# PROBLEM DESCRIPTION
Transcribe the entries below exactly; leave every image out.

# RECORDED DATA

>>

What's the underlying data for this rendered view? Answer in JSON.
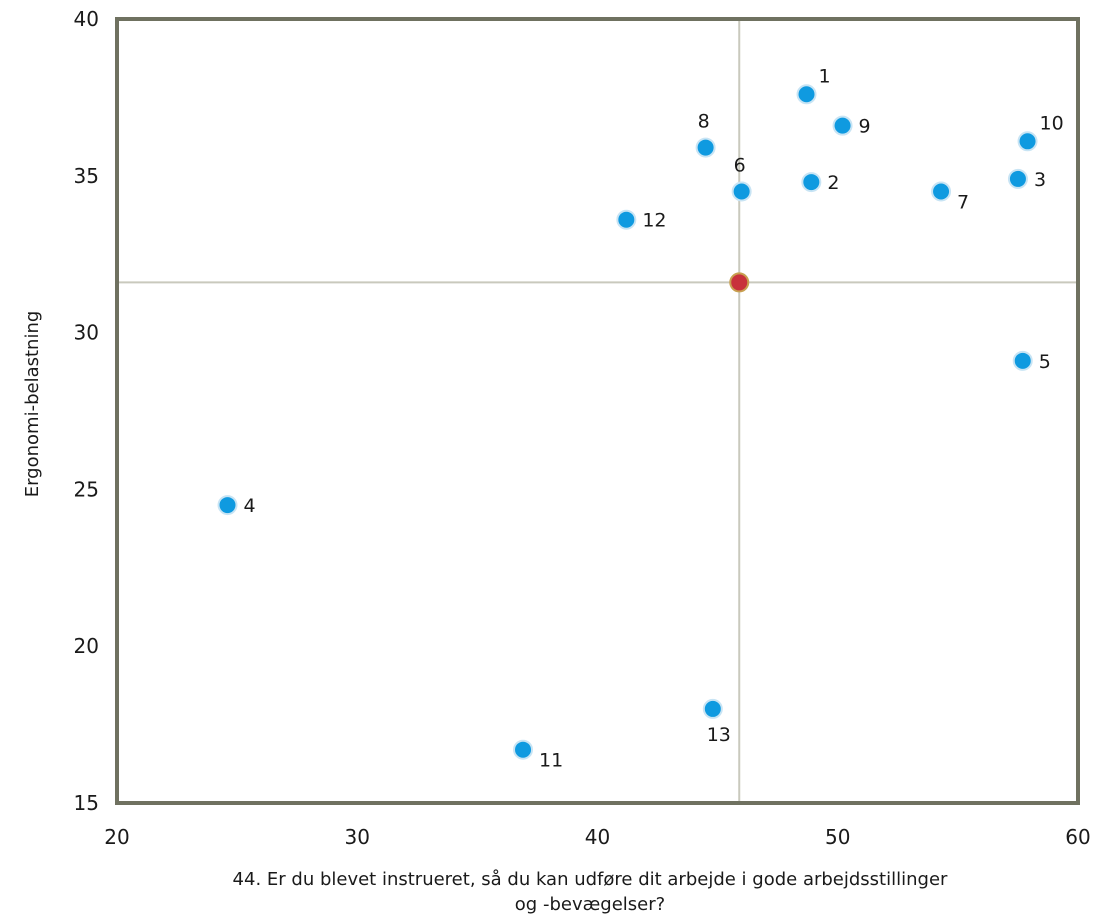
{
  "chart_data": {
    "type": "scatter",
    "title": "",
    "xlabel_lines": [
      "44. Er du blevet instrueret, så du kan udføre dit arbejde i gode arbejdsstillinger",
      "og -bevægelser?"
    ],
    "ylabel": "Ergonomi-belastning",
    "xlim": [
      20,
      60
    ],
    "ylim": [
      15,
      40
    ],
    "xticks": [
      "20",
      "30",
      "40",
      "50",
      "60"
    ],
    "yticks": [
      "15",
      "20",
      "25",
      "30",
      "35",
      "40"
    ],
    "grid": false,
    "legend": "none",
    "reference_point": {
      "x": 45.9,
      "y": 31.6
    },
    "reference_lines": {
      "x": 45.9,
      "y": 31.6
    },
    "points": [
      {
        "label": "1",
        "x": 48.7,
        "y": 37.6,
        "label_pos": "top-right"
      },
      {
        "label": "2",
        "x": 48.9,
        "y": 34.8,
        "label_pos": "right"
      },
      {
        "label": "3",
        "x": 57.5,
        "y": 34.9,
        "label_pos": "right"
      },
      {
        "label": "4",
        "x": 24.6,
        "y": 24.5,
        "label_pos": "right"
      },
      {
        "label": "5",
        "x": 57.7,
        "y": 29.1,
        "label_pos": "right"
      },
      {
        "label": "6",
        "x": 46.0,
        "y": 34.5,
        "label_pos": "top"
      },
      {
        "label": "7",
        "x": 54.3,
        "y": 34.5,
        "label_pos": "bottom-right"
      },
      {
        "label": "8",
        "x": 44.5,
        "y": 35.9,
        "label_pos": "top"
      },
      {
        "label": "9",
        "x": 50.2,
        "y": 36.6,
        "label_pos": "right"
      },
      {
        "label": "10",
        "x": 57.9,
        "y": 36.1,
        "label_pos": "top-right"
      },
      {
        "label": "11",
        "x": 36.9,
        "y": 16.7,
        "label_pos": "bottom-right"
      },
      {
        "label": "12",
        "x": 41.2,
        "y": 33.6,
        "label_pos": "right"
      },
      {
        "label": "13",
        "x": 44.8,
        "y": 18.0,
        "label_pos": "bottom"
      }
    ],
    "colors": {
      "point_fill": "#0f9ae0",
      "point_stroke": "#c8e4f4",
      "reference_fill": "#c8323c",
      "reference_stroke": "#c8a050",
      "reference_line": "#c9c9bd",
      "frame": "#6f7160"
    }
  }
}
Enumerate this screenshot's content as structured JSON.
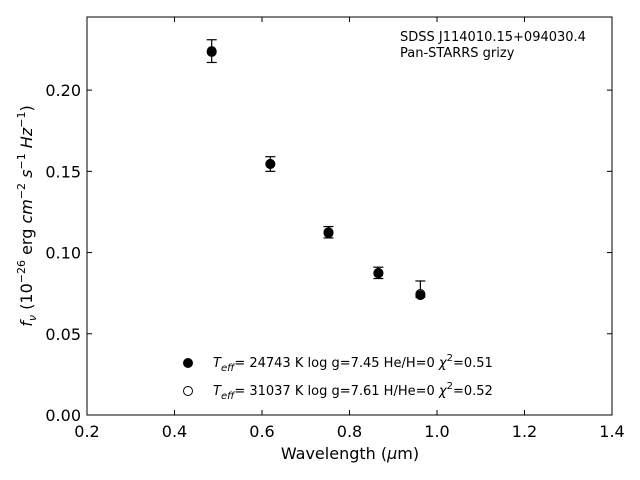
{
  "chart_data": {
    "type": "scatter",
    "title": "",
    "xlabel": "Wavelength (μm)",
    "ylabel": "f_ν (10^-26 erg cm^-2 s^-1 Hz^-1)",
    "xlim": [
      0.2,
      1.4
    ],
    "ylim": [
      0.0,
      0.245
    ],
    "x_ticks": [
      "0.2",
      "0.4",
      "0.6",
      "0.8",
      "1.0",
      "1.2",
      "1.4"
    ],
    "y_ticks": [
      "0.00",
      "0.05",
      "0.10",
      "0.15",
      "0.20"
    ],
    "grid": false,
    "annotations": [
      "SDSS J114010.15+094030.4",
      "Pan-STARRS grizy"
    ],
    "legend_position": "bottom-center",
    "observed": {
      "x": [
        0.485,
        0.619,
        0.752,
        0.866,
        0.962
      ],
      "y": [
        0.224,
        0.1545,
        0.1125,
        0.0875,
        0.0775
      ],
      "yerr": [
        0.007,
        0.0045,
        0.0035,
        0.0035,
        0.005
      ]
    },
    "series": [
      {
        "name": "T_eff= 24743 K  log g=7.45  He/H=0  χ²=0.51",
        "marker": "filled-circle",
        "x": [
          0.485,
          0.619,
          0.752,
          0.866,
          0.962
        ],
        "y": [
          0.224,
          0.1545,
          0.1125,
          0.0875,
          0.0738
        ]
      },
      {
        "name": "T_eff= 31037 K  log g=7.61  H/He=0  χ²=0.52",
        "marker": "open-circle",
        "x": [
          0.485,
          0.619,
          0.752,
          0.866,
          0.962
        ],
        "y": [
          0.2235,
          0.1545,
          0.112,
          0.0872,
          0.0745
        ]
      }
    ],
    "colors": {
      "marker": "#000000",
      "axis": "#000000"
    }
  }
}
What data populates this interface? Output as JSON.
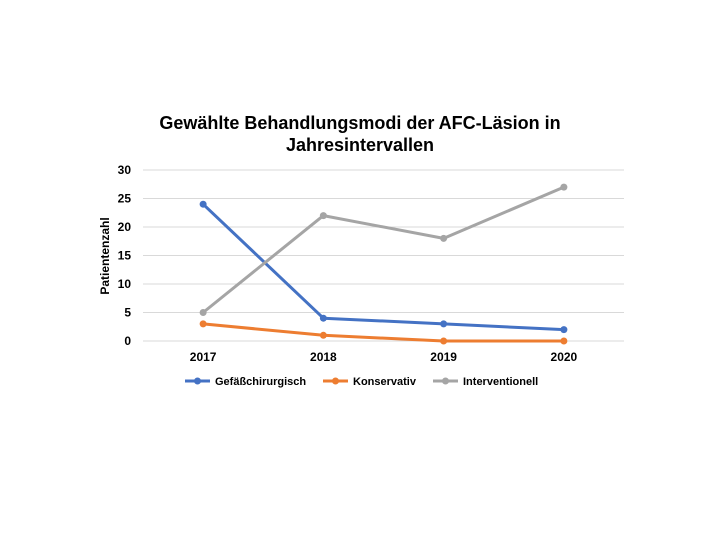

<<

# OUTPUT FOR THIS EXERCISE
What's the underlying data for this rendered view? Answer in JSON.
{
  "chart_data": {
    "type": "scatter",
    "title": "",
    "xlabel_lines": [
      "44. Er du blevet instrueret, så du kan udføre dit arbejde i gode arbejdsstillinger",
      "og -bevægelser?"
    ],
    "ylabel": "Ergonomi-belastning",
    "xlim": [
      20,
      60
    ],
    "ylim": [
      15,
      40
    ],
    "xticks": [
      "20",
      "30",
      "40",
      "50",
      "60"
    ],
    "yticks": [
      "15",
      "20",
      "25",
      "30",
      "35",
      "40"
    ],
    "grid": false,
    "legend": "none",
    "reference_point": {
      "x": 45.9,
      "y": 31.6
    },
    "reference_lines": {
      "x": 45.9,
      "y": 31.6
    },
    "points": [
      {
        "label": "1",
        "x": 48.7,
        "y": 37.6,
        "label_pos": "top-right"
      },
      {
        "label": "2",
        "x": 48.9,
        "y": 34.8,
        "label_pos": "right"
      },
      {
        "label": "3",
        "x": 57.5,
        "y": 34.9,
        "label_pos": "right"
      },
      {
        "label": "4",
        "x": 24.6,
        "y": 24.5,
        "label_pos": "right"
      },
      {
        "label": "5",
        "x": 57.7,
        "y": 29.1,
        "label_pos": "right"
      },
      {
        "label": "6",
        "x": 46.0,
        "y": 34.5,
        "label_pos": "top"
      },
      {
        "label": "7",
        "x": 54.3,
        "y": 34.5,
        "label_pos": "bottom-right"
      },
      {
        "label": "8",
        "x": 44.5,
        "y": 35.9,
        "label_pos": "top"
      },
      {
        "label": "9",
        "x": 50.2,
        "y": 36.6,
        "label_pos": "right"
      },
      {
        "label": "10",
        "x": 57.9,
        "y": 36.1,
        "label_pos": "top-right"
      },
      {
        "label": "11",
        "x": 36.9,
        "y": 16.7,
        "label_pos": "bottom-right"
      },
      {
        "label": "12",
        "x": 41.2,
        "y": 33.6,
        "label_pos": "right"
      },
      {
        "label": "13",
        "x": 44.8,
        "y": 18.0,
        "label_pos": "bottom"
      }
    ],
    "colors": {
      "point_fill": "#0f9ae0",
      "point_stroke": "#c8e4f4",
      "reference_fill": "#c8323c",
      "reference_stroke": "#c8a050",
      "reference_line": "#c9c9bd",
      "frame": "#6f7160"
    }
  }
}
Enumerate this screenshot's content as structured JSON.
{
  "chart_data": {
    "type": "scatter",
    "title": "",
    "xlabel": "Wavelength (μm)",
    "ylabel": "f_ν (10^-26 erg cm^-2 s^-1 Hz^-1)",
    "xlim": [
      0.2,
      1.4
    ],
    "ylim": [
      0.0,
      0.245
    ],
    "x_ticks": [
      "0.2",
      "0.4",
      "0.6",
      "0.8",
      "1.0",
      "1.2",
      "1.4"
    ],
    "y_ticks": [
      "0.00",
      "0.05",
      "0.10",
      "0.15",
      "0.20"
    ],
    "grid": false,
    "annotations": [
      "SDSS J114010.15+094030.4",
      "Pan-STARRS grizy"
    ],
    "legend_position": "bottom-center",
    "observed": {
      "x": [
        0.485,
        0.619,
        0.752,
        0.866,
        0.962
      ],
      "y": [
        0.224,
        0.1545,
        0.1125,
        0.0875,
        0.0775
      ],
      "yerr": [
        0.007,
        0.0045,
        0.0035,
        0.0035,
        0.005
      ]
    },
    "series": [
      {
        "name": "T_eff= 24743 K  log g=7.45  He/H=0  χ²=0.51",
        "marker": "filled-circle",
        "x": [
          0.485,
          0.619,
          0.752,
          0.866,
          0.962
        ],
        "y": [
          0.224,
          0.1545,
          0.1125,
          0.0875,
          0.0738
        ]
      },
      {
        "name": "T_eff= 31037 K  log g=7.61  H/He=0  χ²=0.52",
        "marker": "open-circle",
        "x": [
          0.485,
          0.619,
          0.752,
          0.866,
          0.962
        ],
        "y": [
          0.2235,
          0.1545,
          0.112,
          0.0872,
          0.0745
        ]
      }
    ],
    "colors": {
      "marker": "#000000",
      "axis": "#000000"
    }
  }
}
What data populates this interface? Output as JSON.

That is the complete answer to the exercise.